-- Entries provided start --
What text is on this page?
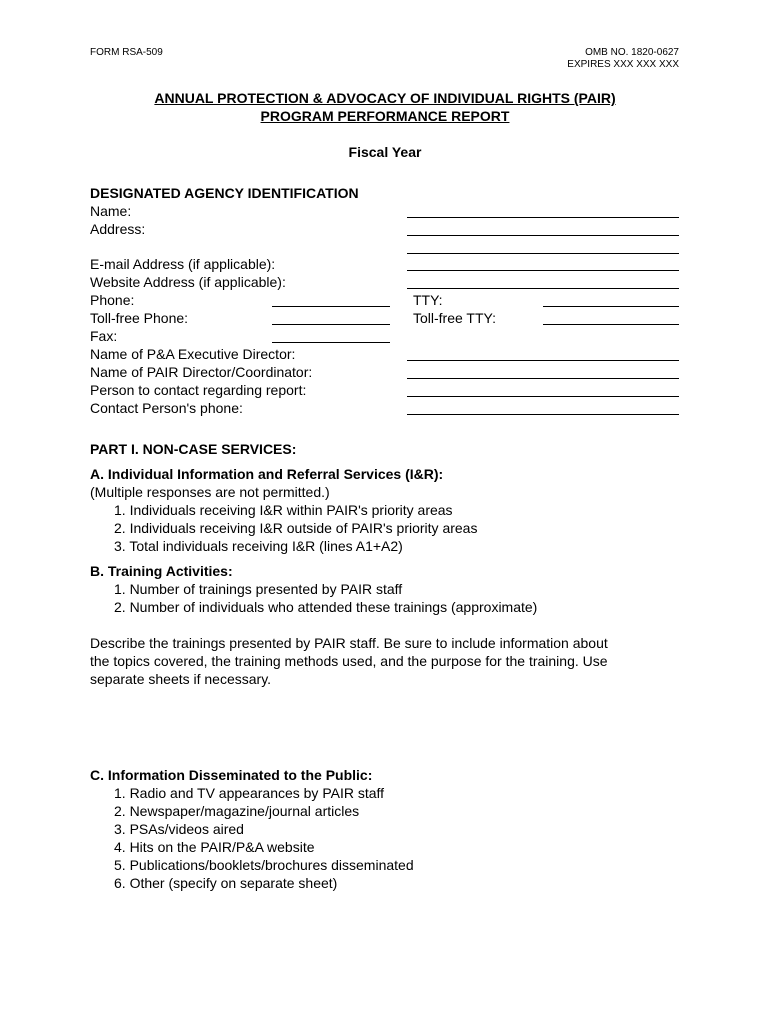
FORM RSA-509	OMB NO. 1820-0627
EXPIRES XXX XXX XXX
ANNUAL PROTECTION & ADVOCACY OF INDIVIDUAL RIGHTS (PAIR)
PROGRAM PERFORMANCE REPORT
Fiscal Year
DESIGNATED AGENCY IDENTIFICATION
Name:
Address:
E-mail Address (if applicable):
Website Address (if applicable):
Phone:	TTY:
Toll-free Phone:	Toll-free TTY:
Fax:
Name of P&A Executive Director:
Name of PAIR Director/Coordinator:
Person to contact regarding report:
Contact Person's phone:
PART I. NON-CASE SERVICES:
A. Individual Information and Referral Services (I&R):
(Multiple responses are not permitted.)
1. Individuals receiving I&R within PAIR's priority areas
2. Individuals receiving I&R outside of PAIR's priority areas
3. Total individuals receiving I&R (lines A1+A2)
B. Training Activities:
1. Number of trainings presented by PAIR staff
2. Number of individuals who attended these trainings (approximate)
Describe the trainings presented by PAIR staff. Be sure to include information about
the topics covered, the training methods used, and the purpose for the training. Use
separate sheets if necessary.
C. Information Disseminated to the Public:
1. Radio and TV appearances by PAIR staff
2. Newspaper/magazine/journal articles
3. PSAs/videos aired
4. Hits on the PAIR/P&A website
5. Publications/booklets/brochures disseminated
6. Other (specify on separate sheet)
-- Entries provided end --
-- Entries provided start --
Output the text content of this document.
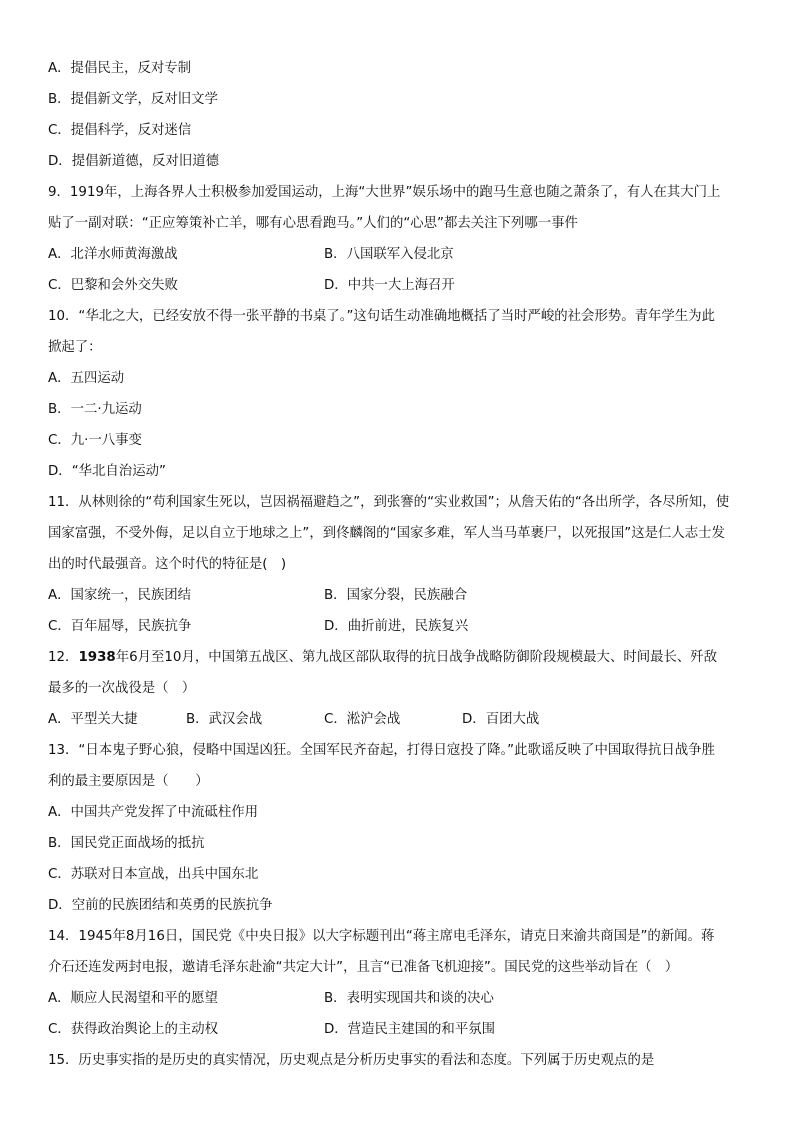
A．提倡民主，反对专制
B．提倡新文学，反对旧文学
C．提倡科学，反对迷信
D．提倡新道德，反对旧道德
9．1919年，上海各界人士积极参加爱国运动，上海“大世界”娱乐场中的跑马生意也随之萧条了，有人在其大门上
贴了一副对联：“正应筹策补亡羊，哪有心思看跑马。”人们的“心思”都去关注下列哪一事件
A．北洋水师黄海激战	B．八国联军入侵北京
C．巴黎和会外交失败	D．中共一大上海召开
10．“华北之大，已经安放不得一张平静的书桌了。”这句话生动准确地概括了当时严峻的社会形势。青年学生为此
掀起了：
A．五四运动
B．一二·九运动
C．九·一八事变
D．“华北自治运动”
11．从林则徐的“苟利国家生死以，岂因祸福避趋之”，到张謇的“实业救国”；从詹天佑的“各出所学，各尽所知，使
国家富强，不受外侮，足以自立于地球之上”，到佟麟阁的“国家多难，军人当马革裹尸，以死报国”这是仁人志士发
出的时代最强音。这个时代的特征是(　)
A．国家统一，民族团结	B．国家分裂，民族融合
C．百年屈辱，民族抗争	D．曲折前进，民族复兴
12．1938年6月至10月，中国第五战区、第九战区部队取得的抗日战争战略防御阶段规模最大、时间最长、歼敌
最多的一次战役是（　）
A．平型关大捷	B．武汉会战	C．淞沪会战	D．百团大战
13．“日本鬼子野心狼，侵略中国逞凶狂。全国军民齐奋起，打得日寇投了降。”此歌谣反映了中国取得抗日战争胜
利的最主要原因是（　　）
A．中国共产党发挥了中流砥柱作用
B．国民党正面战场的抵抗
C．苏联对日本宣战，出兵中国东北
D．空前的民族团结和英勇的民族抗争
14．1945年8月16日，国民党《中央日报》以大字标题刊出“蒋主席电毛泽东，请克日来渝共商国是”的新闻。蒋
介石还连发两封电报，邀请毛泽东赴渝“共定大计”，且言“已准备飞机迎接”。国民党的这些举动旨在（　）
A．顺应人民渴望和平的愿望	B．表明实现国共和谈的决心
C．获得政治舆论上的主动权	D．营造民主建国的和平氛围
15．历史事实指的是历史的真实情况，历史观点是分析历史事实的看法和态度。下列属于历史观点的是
-- Entries provided end --
-- Entries provided start --
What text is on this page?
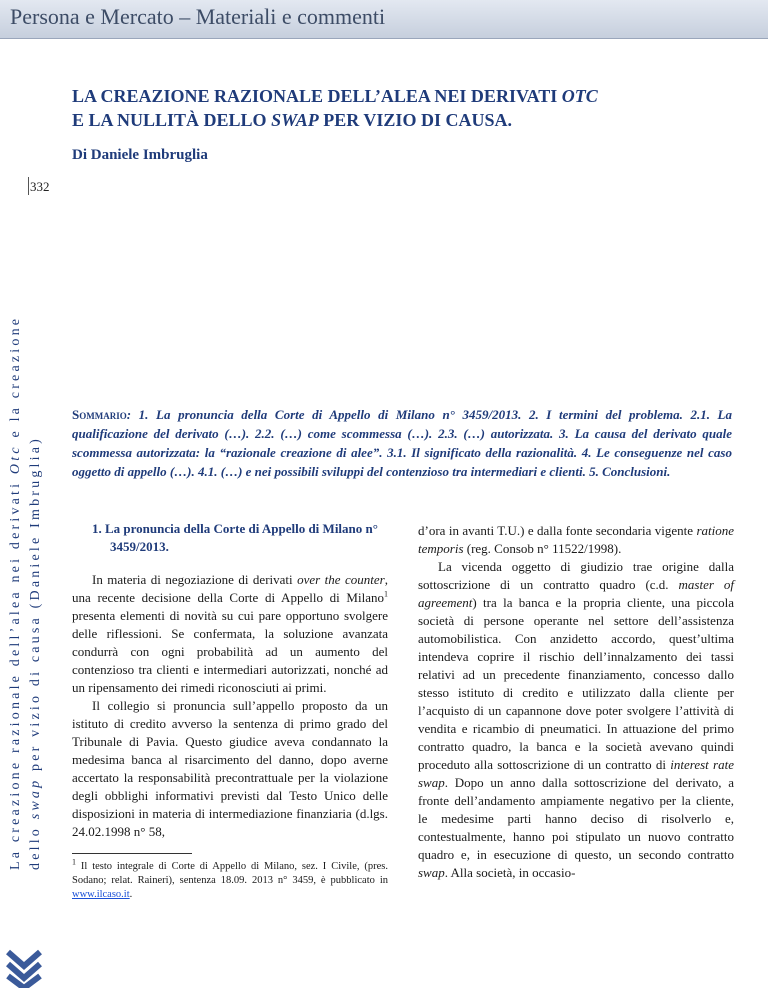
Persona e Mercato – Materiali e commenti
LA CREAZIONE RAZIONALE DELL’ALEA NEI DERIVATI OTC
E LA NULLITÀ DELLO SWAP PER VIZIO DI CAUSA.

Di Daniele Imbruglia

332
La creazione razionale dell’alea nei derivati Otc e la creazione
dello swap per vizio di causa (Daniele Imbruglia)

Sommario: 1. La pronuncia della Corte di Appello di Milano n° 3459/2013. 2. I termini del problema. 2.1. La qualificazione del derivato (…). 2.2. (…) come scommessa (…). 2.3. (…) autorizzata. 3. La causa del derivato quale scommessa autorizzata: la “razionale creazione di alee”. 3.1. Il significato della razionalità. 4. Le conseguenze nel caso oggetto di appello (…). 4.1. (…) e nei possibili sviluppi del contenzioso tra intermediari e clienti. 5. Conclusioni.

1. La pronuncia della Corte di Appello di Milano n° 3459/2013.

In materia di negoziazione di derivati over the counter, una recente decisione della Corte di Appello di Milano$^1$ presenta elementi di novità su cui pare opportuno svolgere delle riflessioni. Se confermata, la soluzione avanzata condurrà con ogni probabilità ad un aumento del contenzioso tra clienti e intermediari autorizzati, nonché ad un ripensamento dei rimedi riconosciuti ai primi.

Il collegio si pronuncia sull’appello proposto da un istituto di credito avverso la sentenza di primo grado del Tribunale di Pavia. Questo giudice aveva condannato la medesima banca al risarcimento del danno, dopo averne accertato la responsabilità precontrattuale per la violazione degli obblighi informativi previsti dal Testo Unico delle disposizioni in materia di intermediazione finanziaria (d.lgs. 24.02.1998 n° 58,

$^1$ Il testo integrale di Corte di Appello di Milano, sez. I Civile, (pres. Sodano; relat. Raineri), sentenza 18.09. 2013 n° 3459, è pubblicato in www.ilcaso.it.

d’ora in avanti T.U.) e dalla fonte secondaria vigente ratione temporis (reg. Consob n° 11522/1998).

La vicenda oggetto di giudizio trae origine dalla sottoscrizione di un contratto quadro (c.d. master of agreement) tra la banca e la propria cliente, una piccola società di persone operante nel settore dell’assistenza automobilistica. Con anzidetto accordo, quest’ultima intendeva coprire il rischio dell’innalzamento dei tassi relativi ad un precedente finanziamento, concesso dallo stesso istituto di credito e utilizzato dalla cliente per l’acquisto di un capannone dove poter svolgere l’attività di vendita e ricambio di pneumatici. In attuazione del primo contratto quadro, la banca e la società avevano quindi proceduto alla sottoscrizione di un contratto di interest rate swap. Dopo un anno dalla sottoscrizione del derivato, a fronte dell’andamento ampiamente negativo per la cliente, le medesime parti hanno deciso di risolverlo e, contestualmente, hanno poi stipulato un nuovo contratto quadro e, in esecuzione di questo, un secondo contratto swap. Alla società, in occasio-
-- Entries provided end --
▸ Aim of the task:
Reply with nothing but the number of lines in the data above that contain "trainings".

▸ Task result:
3